### RECORDS FOR THIS EXERCISE
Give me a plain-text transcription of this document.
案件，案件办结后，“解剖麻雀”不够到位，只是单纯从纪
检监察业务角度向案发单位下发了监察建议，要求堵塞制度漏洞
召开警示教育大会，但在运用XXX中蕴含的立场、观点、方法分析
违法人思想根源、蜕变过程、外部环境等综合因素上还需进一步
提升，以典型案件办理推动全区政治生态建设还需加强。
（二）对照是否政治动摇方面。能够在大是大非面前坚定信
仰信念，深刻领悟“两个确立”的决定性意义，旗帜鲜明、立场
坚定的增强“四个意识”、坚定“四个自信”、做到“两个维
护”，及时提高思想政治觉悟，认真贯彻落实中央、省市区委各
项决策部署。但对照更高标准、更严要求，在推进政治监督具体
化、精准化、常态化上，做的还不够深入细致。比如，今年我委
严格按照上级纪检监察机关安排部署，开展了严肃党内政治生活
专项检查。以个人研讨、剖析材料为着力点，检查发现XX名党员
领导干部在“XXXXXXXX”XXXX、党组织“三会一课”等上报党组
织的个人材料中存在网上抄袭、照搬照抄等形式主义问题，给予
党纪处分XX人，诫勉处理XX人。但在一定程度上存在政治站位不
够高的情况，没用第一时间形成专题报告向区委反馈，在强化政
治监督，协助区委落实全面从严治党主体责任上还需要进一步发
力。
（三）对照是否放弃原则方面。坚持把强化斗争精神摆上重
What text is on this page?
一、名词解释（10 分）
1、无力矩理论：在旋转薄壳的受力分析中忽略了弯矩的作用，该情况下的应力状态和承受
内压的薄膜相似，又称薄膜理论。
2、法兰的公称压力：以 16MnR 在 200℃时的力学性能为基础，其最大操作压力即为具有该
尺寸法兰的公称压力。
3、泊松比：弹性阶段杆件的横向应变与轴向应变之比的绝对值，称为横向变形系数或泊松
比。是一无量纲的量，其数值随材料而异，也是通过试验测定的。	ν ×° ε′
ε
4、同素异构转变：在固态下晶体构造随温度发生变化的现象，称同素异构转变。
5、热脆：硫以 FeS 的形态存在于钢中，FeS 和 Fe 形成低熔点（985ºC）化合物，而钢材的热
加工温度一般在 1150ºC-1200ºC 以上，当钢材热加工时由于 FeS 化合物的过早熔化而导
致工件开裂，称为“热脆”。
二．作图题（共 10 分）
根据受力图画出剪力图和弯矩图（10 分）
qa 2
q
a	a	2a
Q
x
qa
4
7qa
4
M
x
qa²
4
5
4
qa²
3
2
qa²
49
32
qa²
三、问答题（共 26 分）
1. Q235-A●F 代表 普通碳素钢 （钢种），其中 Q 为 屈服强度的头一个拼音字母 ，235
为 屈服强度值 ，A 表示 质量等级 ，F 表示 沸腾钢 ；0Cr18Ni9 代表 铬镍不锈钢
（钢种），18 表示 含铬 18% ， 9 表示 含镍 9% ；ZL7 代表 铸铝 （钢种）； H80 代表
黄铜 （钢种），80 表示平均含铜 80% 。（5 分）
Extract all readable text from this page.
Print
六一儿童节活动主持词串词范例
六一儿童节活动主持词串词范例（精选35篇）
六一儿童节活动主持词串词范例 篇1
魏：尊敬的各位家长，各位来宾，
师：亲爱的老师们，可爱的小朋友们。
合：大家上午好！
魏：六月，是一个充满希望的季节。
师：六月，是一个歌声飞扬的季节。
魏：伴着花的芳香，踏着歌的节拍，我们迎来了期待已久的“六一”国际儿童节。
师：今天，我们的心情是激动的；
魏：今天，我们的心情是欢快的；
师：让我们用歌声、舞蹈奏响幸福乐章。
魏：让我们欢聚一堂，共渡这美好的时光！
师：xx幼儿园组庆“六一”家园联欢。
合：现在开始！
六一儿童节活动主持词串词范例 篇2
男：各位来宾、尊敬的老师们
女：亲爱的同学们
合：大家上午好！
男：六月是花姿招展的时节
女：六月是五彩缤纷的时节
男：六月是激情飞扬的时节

### YOUR TASK
Retype, exactly and only, the lines running from the one with "What text is on this page?" through the final line of the listing above.

### FULL OUTPUT
What text is on this page?
一、名词解释（10 分）
1、无力矩理论：在旋转薄壳的受力分析中忽略了弯矩的作用，该情况下的应力状态和承受
内压的薄膜相似，又称薄膜理论。
2、法兰的公称压力：以 16MnR 在 200℃时的力学性能为基础，其最大操作压力即为具有该
尺寸法兰的公称压力。
3、泊松比：弹性阶段杆件的横向应变与轴向应变之比的绝对值，称为横向变形系数或泊松
比。是一无量纲的量，其数值随材料而异，也是通过试验测定的。	ν ×° ε′
ε
4、同素异构转变：在固态下晶体构造随温度发生变化的现象，称同素异构转变。
5、热脆：硫以 FeS 的形态存在于钢中，FeS 和 Fe 形成低熔点（985ºC）化合物，而钢材的热
加工温度一般在 1150ºC-1200ºC 以上，当钢材热加工时由于 FeS 化合物的过早熔化而导
致工件开裂，称为“热脆”。
二．作图题（共 10 分）
根据受力图画出剪力图和弯矩图（10 分）
qa 2
q
a	a	2a
Q
x
qa
4
7qa
4
M
x
qa²
4
5
4
qa²
3
2
qa²
49
32
qa²
三、问答题（共 26 分）
1. Q235-A●F 代表 普通碳素钢 （钢种），其中 Q 为 屈服强度的头一个拼音字母 ，235
为 屈服强度值 ，A 表示 质量等级 ，F 表示 沸腾钢 ；0Cr18Ni9 代表 铬镍不锈钢
（钢种），18 表示 含铬 18% ， 9 表示 含镍 9% ；ZL7 代表 铸铝 （钢种）； H80 代表
黄铜 （钢种），80 表示平均含铜 80% 。（5 分）
Extract all readable text from this page.
Print
六一儿童节活动主持词串词范例
六一儿童节活动主持词串词范例（精选35篇）
六一儿童节活动主持词串词范例 篇1
魏：尊敬的各位家长，各位来宾，
师：亲爱的老师们，可爱的小朋友们。
合：大家上午好！
魏：六月，是一个充满希望的季节。
师：六月，是一个歌声飞扬的季节。
魏：伴着花的芳香，踏着歌的节拍，我们迎来了期待已久的“六一”国际儿童节。
师：今天，我们的心情是激动的；
魏：今天，我们的心情是欢快的；
师：让我们用歌声、舞蹈奏响幸福乐章。
魏：让我们欢聚一堂，共渡这美好的时光！
师：xx幼儿园组庆“六一”家园联欢。
合：现在开始！
六一儿童节活动主持词串词范例 篇2
男：各位来宾、尊敬的老师们
女：亲爱的同学们
合：大家上午好！
男：六月是花姿招展的时节
女：六月是五彩缤纷的时节
男：六月是激情飞扬的时节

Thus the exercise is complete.